Given problem 1
From the forum thread below, return the passage starting with "What doesnt kill" and going on through "the entire planet....", copied word for word.
Given problem 2
Answer these questions using the forum thread below:
(a) How old does the first poster say the woman's partner is?
(b) How many posts does the member located in Moscow, Russia have?
(c) In the final post, what two things are described as "your only friends"?

Passage given
══════════════════════════════
Page:
Same as Dostoevskiymember
54 posts
Location: vodka-country... and it's VERY COLD here


Posted:
so here is my story. it all began about a couple of months ago. i was invited to a wedding as a spinner, and ... well there we met. and when she took my chains that night, she was as gorgeous as noone else on this damn planet. then it went on and on and on BUT. the point is that she is , how do you say that, married? no she is not married, but she lives for a couple years now with her dude, and he is like 31, and he is some sort of house dj and stuff like that, and she sometimes calls me on the phone in the morning crying and telling me that she can't do it with him, that she loves me, and there was something between us and the dude knows, and i feel really like poo about it all.
but she is so damn cool, she is one day older than me (as i suppose we're almost astronomical twins), she spins as a goddess,.. and i think i love her.
don't know why i'm writing this here, just it happened to be that this is the only place i feel like i can write poo like this.
anyway i'm unhappy about all the her-staying-with-him, and in this case love sucks.
sucks.
sucks. frown

when it gets colder that -25, you don't really care


pounceSILVER Member
All the neurotic makings of America's lesser known sweetheart
9,831 posts
Location: body in Las Vegas, heart all around the world, USA


Posted:
Quote:

I learned what it was to love someone more than myself, and that was a gift which I can never repay.




perfectly said

I was always scared with my mother's obsession with the good scissors. It made me wonder if there were evil scissors lurking in the house somewhere.

Do not meddle in the affairs of dragons for you are crunchy and good with ketchup.

**giggles**


_So_BRONZE Member
Skinny poi maker
313 posts
Location: Moscow, Russia


Posted:
Actually, I know all this story from the beginning to the end. It was march and Crazypedestrians ruined it....
She broke up with her "husband", actually, hes not - he's a boyfriend. And she called crazy, and said that there she is... finally. But what he said was-"Call me in a week or two..." So she was absolutely destroyed. And now she's back together with her boyfriend.
What I can say, is that if he really wanted her, he should have taken her, without this stupid "two weeks"....
What doesnt kill u, makes you stronger - now she is.

Sakura_MoonHop's Kitten Jester.
1,803 posts
Location: Wonderland igloo, Vic, Australia


Posted:
Love is a beautiful thing, the most perfect, amazing feeling on the entire planet....

Until it rips your fuc$ing heart out, shreds it into tiny pieces, so small they would fit through the eye of a needle, then scatters them all over the world. So you can never find all the miniscule pieces again. Leaving you with the cold empty feeling that freezes your veins and any life left in them. With a snap of its fingers your veins shatter, and the life drains out of you. Discarding you to find your only friends, a bottle of vodka and 200 tissues.
══════════════════════════════
Extracted material
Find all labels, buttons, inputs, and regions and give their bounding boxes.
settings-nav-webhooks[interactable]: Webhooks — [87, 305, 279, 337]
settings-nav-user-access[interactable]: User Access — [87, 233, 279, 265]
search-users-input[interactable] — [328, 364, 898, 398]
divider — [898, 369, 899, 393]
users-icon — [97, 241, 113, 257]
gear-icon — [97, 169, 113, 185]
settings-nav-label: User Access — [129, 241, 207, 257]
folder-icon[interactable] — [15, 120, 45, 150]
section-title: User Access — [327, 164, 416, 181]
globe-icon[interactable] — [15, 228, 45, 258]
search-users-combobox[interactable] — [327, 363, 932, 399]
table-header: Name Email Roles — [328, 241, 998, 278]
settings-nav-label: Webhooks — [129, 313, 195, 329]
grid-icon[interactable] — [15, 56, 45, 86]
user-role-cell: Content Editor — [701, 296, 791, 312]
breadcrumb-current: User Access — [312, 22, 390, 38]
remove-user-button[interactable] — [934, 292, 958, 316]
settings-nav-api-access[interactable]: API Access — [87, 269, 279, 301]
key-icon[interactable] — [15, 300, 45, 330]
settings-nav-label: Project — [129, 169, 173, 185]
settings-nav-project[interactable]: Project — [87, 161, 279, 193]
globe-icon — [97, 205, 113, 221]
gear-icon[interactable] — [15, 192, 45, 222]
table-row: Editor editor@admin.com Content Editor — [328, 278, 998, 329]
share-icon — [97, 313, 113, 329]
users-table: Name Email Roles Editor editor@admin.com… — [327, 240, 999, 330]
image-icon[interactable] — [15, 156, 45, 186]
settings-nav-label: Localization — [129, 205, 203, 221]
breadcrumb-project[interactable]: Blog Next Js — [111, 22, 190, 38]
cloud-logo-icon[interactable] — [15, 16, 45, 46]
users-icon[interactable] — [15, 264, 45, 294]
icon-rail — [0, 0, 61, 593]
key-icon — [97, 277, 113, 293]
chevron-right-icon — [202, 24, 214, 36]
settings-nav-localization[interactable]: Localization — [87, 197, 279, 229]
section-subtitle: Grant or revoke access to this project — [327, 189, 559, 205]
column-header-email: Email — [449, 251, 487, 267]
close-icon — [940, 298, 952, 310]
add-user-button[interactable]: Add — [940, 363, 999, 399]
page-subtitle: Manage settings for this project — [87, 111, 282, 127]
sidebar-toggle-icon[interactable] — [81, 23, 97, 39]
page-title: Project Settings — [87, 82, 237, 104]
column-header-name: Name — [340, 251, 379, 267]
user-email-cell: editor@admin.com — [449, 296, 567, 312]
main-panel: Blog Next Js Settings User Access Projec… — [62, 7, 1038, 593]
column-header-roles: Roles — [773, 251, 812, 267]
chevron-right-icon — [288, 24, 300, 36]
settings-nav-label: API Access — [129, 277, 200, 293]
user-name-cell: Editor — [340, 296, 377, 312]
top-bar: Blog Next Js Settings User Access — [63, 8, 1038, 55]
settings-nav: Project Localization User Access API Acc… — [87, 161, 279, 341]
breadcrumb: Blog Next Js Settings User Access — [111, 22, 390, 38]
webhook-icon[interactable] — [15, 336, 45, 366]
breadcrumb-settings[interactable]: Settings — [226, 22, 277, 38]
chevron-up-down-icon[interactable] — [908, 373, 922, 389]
══════════════════════════════
Result 1
What doesnt kill u, makes you stronger - now she is.

Sakura_MoonHop's Kitten Jester.
1,803 posts
Location: Wonderland igloo, Vic, Australia


Posted:
Love is a beautiful thing, the most perfect, amazing feeling on the entire planet....

Result 2
(a) He is like 31.
(b) 313 posts.
(c) A bottle of vodka and 200 tissues.